**Source records:**
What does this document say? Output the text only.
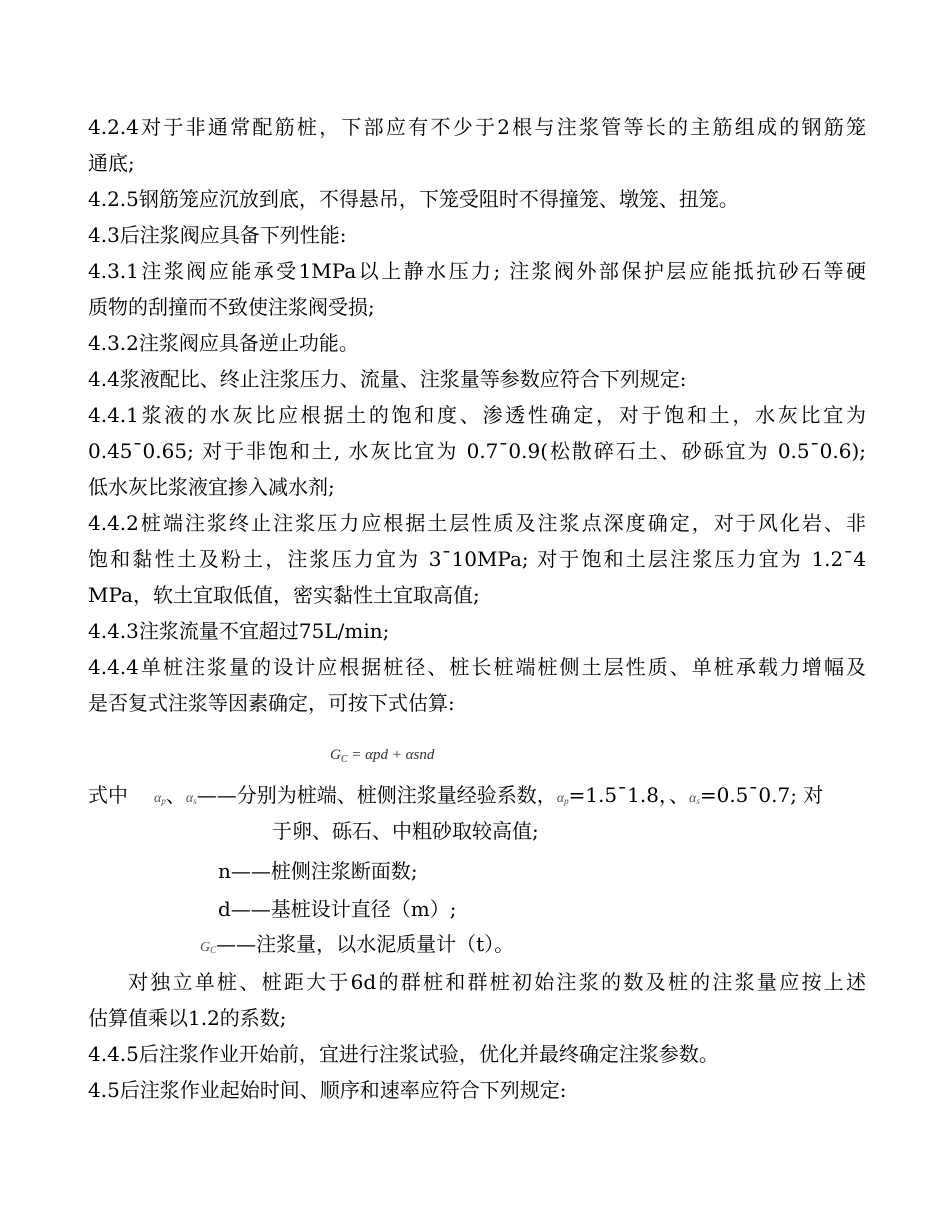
4.2.4对于非通常配筋桩，下部应有不少于2根与注浆管等长的主筋组成的钢筋笼
通底;
4.2.5钢筋笼应沉放到底，不得悬吊，下笼受阻时不得撞笼、墩笼、扭笼。
4.3后注浆阀应具备下列性能:
4.3.1注浆阀应能承受1MPa以上静水压力; 注浆阀外部保护层应能抵抗砂石等硬
质物的刮撞而不致使注浆阀受损;
4.3.2注浆阀应具备逆止功能。
4.4浆液配比、终止注浆压力、流量、注浆量等参数应符合下列规定:
4.4.1浆液的水灰比应根据土的饱和度、渗透性确定，对于饱和土，水灰比宜为
0.45¯0.65; 对于非饱和土, 水灰比宜为 0.7¯0.9(松散碎石土、砂砾宜为 0.5¯0.6);
低水灰比浆液宜掺入减水剂;
4.4.2桩端注浆终止注浆压力应根据土层性质及注浆点深度确定，对于风化岩、非
饱和黏性土及粉土，注浆压力宜为 3¯10MPa; 对于饱和土层注浆压力宜为 1.2¯4
MPa，软土宜取低值，密实黏性土宜取高值;
4.4.3注浆流量不宜超过75L/min;
4.4.4单桩注浆量的设计应根据桩径、桩长桩端桩侧土层性质、单桩承载力增幅及
是否复式注浆等因素确定，可按下式估算:
$G_C = \alpha pd + \alpha snd$
式中 $\alpha_p$、$\alpha_s——$分别为桩端、桩侧注浆量经验系数，$\alpha_p=1.5¯1.8$，、$\alpha_s=0.5¯0.7$; 对
于卵、砾石、中粗砂取较高值;
n——桩侧注浆断面数;
d——基桩设计直径（m）;
$G_C——$注浆量，以水泥质量计（t）。
对独立单桩、桩距大于6d的群桩和群桩初始注浆的数及桩的注浆量应按上述
估算值乘以1.2的系数;
4.4.5后注浆作业开始前，宜进行注浆试验，优化并最终确定注浆参数。
4.5后注浆作业起始时间、顺序和速率应符合下列规定:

**Work to complete:** Repeat the data exactly, without the pictures.

**Response to the exercise:**
What does this document say? Output the text only.
4.2.4对于非通常配筋桩，下部应有不少于2根与注浆管等长的主筋组成的钢筋笼
通底;
4.2.5钢筋笼应沉放到底，不得悬吊，下笼受阻时不得撞笼、墩笼、扭笼。
4.3后注浆阀应具备下列性能:
4.3.1注浆阀应能承受1MPa以上静水压力; 注浆阀外部保护层应能抵抗砂石等硬
质物的刮撞而不致使注浆阀受损;
4.3.2注浆阀应具备逆止功能。
4.4浆液配比、终止注浆压力、流量、注浆量等参数应符合下列规定:
4.4.1浆液的水灰比应根据土的饱和度、渗透性确定，对于饱和土，水灰比宜为
0.45¯0.65; 对于非饱和土, 水灰比宜为 0.7¯0.9(松散碎石土、砂砾宜为 0.5¯0.6);
低水灰比浆液宜掺入减水剂;
4.4.2桩端注浆终止注浆压力应根据土层性质及注浆点深度确定，对于风化岩、非
饱和黏性土及粉土，注浆压力宜为 3¯10MPa; 对于饱和土层注浆压力宜为 1.2¯4
MPa，软土宜取低值，密实黏性土宜取高值;
4.4.3注浆流量不宜超过75L/min;
4.4.4单桩注浆量的设计应根据桩径、桩长桩端桩侧土层性质、单桩承载力增幅及
是否复式注浆等因素确定，可按下式估算:
$G_C = \alpha pd + \alpha snd$
式中 $\alpha_p$、$\alpha_s——$分别为桩端、桩侧注浆量经验系数，$\alpha_p=1.5¯1.8$，、$\alpha_s=0.5¯0.7$; 对
于卵、砾石、中粗砂取较高值;
n——桩侧注浆断面数;
d——基桩设计直径（m）;
$G_C——$注浆量，以水泥质量计（t）。
对独立单桩、桩距大于6d的群桩和群桩初始注浆的数及桩的注浆量应按上述
估算值乘以1.2的系数;
4.4.5后注浆作业开始前，宜进行注浆试验，优化并最终确定注浆参数。
4.5后注浆作业起始时间、顺序和速率应符合下列规定:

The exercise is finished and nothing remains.